>>>

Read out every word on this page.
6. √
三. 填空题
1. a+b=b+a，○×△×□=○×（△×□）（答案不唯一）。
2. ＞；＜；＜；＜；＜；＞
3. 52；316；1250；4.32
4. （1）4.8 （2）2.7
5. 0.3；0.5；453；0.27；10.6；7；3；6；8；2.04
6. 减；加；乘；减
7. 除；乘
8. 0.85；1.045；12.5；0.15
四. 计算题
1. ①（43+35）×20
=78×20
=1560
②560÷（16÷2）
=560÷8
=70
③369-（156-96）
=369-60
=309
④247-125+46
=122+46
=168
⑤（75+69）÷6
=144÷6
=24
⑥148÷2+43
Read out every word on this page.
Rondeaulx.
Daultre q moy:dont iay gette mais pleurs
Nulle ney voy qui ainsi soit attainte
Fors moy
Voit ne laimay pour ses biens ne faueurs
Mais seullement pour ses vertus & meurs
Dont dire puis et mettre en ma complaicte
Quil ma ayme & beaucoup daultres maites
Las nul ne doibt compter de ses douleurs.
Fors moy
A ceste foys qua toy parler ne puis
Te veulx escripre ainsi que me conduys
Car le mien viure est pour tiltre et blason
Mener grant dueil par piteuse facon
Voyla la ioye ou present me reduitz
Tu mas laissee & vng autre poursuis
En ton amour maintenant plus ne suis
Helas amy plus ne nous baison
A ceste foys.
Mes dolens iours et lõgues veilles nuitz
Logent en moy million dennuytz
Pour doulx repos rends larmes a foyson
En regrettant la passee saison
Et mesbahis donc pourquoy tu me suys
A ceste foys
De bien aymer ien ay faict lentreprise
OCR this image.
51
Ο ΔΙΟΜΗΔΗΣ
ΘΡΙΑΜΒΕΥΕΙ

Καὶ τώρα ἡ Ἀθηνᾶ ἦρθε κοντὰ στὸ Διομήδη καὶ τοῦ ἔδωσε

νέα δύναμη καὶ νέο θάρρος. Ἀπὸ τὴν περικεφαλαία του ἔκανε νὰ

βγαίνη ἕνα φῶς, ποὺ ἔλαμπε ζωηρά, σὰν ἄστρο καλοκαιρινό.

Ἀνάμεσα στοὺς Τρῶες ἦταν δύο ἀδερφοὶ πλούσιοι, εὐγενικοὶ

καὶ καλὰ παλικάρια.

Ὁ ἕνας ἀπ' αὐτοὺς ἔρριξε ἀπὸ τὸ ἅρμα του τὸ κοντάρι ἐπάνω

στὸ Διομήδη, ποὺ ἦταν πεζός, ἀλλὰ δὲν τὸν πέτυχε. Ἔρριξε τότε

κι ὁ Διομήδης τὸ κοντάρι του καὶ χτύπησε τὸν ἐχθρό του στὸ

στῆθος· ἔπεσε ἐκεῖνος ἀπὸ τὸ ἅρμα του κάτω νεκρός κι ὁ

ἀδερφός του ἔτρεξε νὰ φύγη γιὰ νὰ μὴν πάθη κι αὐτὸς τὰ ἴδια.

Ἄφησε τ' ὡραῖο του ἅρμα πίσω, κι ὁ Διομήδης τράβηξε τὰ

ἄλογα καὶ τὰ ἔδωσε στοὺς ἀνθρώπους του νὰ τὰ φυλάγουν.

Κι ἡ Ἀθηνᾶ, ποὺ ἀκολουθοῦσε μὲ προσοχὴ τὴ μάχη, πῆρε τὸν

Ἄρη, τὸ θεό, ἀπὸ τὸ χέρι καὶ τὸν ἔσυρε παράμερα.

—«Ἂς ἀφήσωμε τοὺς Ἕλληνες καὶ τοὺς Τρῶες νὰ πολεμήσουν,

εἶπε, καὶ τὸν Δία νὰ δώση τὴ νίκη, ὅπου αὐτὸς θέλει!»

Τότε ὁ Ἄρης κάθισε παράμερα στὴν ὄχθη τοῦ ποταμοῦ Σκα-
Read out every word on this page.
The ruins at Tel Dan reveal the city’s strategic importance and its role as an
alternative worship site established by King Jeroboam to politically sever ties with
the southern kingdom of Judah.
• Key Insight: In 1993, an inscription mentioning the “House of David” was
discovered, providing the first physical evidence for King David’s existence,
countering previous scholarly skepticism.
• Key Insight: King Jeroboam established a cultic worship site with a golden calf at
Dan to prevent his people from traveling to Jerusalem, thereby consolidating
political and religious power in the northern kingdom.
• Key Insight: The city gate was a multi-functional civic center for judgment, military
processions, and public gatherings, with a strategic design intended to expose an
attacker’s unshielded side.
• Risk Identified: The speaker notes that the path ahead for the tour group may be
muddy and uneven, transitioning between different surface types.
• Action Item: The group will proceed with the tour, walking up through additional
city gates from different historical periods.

<<<

## Written problem
Track down every line with the word "strategic" and copy it.

## Response
The ruins at Tel Dan reveal the city’s strategic importance and its role as an
processions, and public gatherings, with a strategic design intended to expose an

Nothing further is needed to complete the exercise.